Set task a:
In the passage on vegetarianism, what is described as the centripetal power of both the universe and the individual?

HAVING defined "Man" and "Common Sense," as in the article Vegetarianism in its Higher Aspects, (1) Edward Maitland continued: –

Now, it is of Man as thus defined, and according to Common Sense as thus defined, that we claim as man's best food the produce of the vegetable world. Not only is this the only food to be procured by means which involve no shock to our moral and higher nature, it is also the only food which ministers to the development of that higher nature and of our consciousness of it. It needs no special scientific knowledge to tell us that it is not from bodies of the dead, from which all the vital elements have departed, that we can extract the best and purest substances for building us up into the full stature of the man perfect, whether in body, mind, soul, or spirit. Only the grains and fruits, ripened in the sun and filled with nature's vital magnetism in its highest perfection, can yield us these.

The key to all perfection is Purity, purity of body and conduct, purity of mind and thought, purity of soul and feeling, purity of spirit and desire. And in so far as we follow purity in all these, we follow that supreme Perfection whose name is God. This is the perfection which numberless men in all ages have aspired after, but which vegetarians only have been known to realise, since, even to see it mentally, it is necessary to have the luminous vision which is possible only to a purely nourished organism. For the perception of it requires the exclusion from man's system – which is but a repetition in small of the parent solar system – of everything, physical or mental, from which there might arise exhalations to darken his spiritual atmosphere and hide his spiritual sun. Of that sun, which is the radiant point of the man himself, no clear view can be obtained by one whose affections are such that

(p. 203)

he can deliberately nourish himself upon blood, or exact for himself sacrifice of the innocent, and whose mental surfaces are constituted of such gross materials.

For, even though excelling in much else, such an one is deficient in the most essential of all respects – that of Love. Love is the centripetal power alike of the universe and of the individual – the power which binds together all things in heaven and on earth, in the world of thought and the world of sense. It is the power, therefore, of religion, which implies bound together; and the power which draws inwards to God. It is, therefore, the power by yielding to which alone man can find his own true centre and pivot, and attain to the common sense of every region of his manifold nature.

[Dataset entries]
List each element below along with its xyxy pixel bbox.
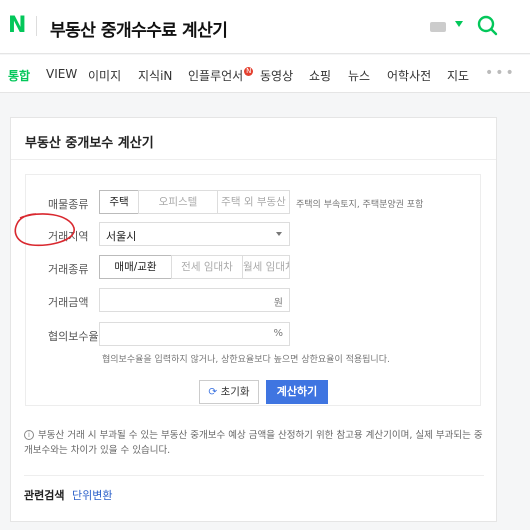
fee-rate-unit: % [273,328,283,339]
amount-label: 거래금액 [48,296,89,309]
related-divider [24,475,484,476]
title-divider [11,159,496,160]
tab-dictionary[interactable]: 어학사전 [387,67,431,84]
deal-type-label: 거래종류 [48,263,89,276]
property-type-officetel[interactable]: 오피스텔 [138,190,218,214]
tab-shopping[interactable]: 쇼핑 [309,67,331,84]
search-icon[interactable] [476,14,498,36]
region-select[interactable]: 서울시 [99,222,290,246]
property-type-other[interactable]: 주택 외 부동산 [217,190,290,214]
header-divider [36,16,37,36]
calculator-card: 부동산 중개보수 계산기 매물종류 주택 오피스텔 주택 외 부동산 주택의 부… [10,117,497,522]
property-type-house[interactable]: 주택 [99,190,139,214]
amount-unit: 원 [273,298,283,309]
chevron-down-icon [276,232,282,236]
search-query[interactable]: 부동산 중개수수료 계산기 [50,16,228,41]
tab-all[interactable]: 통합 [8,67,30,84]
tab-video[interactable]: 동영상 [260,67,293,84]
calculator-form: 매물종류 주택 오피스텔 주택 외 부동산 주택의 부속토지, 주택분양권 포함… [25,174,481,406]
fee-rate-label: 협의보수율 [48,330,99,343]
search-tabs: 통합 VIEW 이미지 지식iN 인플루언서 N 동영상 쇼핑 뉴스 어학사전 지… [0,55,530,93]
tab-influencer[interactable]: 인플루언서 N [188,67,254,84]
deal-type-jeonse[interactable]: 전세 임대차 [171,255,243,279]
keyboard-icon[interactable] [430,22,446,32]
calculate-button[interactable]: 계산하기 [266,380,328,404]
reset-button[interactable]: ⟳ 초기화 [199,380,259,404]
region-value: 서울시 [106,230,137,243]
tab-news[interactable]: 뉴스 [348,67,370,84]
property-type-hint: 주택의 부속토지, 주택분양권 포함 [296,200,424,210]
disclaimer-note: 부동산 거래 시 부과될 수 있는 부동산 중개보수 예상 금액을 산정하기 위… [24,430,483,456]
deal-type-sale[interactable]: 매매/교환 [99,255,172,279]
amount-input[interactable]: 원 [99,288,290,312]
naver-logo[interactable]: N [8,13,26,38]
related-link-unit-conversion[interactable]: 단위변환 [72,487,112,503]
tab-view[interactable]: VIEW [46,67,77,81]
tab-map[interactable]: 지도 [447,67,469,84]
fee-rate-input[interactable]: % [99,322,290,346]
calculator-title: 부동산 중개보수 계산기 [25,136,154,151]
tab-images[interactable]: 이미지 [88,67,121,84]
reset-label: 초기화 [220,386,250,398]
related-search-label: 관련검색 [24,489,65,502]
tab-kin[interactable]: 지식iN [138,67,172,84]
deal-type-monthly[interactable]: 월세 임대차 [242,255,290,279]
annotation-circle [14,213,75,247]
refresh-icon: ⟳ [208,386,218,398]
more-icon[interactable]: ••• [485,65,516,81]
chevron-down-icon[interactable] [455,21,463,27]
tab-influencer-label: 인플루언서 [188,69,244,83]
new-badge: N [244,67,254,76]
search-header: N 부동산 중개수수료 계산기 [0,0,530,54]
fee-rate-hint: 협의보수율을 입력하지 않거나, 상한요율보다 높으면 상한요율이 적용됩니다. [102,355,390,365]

Set task b:
Retype the stretch of the records from the line containing "fee-rate-unit: % [273,328,283,339]" through the line containing "header-divider [36,16,37,36]".

Exercise solution a:
Love

Exercise solution b:
fee-rate-unit: % [273,328,283,339]
amount-label: 거래금액 [48,296,89,309]
related-divider [24,475,484,476]
title-divider [11,159,496,160]
tab-dictionary[interactable]: 어학사전 [387,67,431,84]
deal-type-label: 거래종류 [48,263,89,276]
property-type-officetel[interactable]: 오피스텔 [138,190,218,214]
tab-shopping[interactable]: 쇼핑 [309,67,331,84]
search-icon[interactable] [476,14,498,36]
region-select[interactable]: 서울시 [99,222,290,246]
property-type-other[interactable]: 주택 외 부동산 [217,190,290,214]
header-divider [36,16,37,36]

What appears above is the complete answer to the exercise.